>> BEGIN Materials provided

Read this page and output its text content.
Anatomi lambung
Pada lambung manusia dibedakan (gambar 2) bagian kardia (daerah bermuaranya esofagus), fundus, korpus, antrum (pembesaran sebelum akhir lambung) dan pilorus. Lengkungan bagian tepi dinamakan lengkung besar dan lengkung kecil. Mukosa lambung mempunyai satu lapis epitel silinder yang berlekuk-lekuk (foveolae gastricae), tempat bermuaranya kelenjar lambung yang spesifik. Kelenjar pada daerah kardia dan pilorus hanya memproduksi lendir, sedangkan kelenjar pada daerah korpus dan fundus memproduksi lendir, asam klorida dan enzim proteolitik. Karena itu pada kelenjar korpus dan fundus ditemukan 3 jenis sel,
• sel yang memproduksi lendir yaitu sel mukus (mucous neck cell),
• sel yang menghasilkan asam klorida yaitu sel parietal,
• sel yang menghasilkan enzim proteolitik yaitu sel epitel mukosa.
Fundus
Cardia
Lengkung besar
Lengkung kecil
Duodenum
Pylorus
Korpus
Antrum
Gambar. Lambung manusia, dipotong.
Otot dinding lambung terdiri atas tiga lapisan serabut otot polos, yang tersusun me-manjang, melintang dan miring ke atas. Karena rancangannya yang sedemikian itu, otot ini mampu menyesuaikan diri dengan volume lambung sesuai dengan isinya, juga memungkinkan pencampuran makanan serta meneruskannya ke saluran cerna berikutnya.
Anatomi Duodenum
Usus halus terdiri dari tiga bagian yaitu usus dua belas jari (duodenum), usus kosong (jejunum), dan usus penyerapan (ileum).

>> END Materials provided

Task instructions
Copy every line of the entries above in which "yaitu" occurs.

Solved problem
• sel yang memproduksi lendir yaitu sel mukus (mucous neck cell),
• sel yang menghasilkan asam klorida yaitu sel parietal,
• sel yang menghasilkan enzim proteolitik yaitu sel epitel mukosa.
Usus halus terdiri dari tiga bagian yaitu usus dua belas jari (duodenum), usus kosong (jejunum), dan usus penyerapan (ileum).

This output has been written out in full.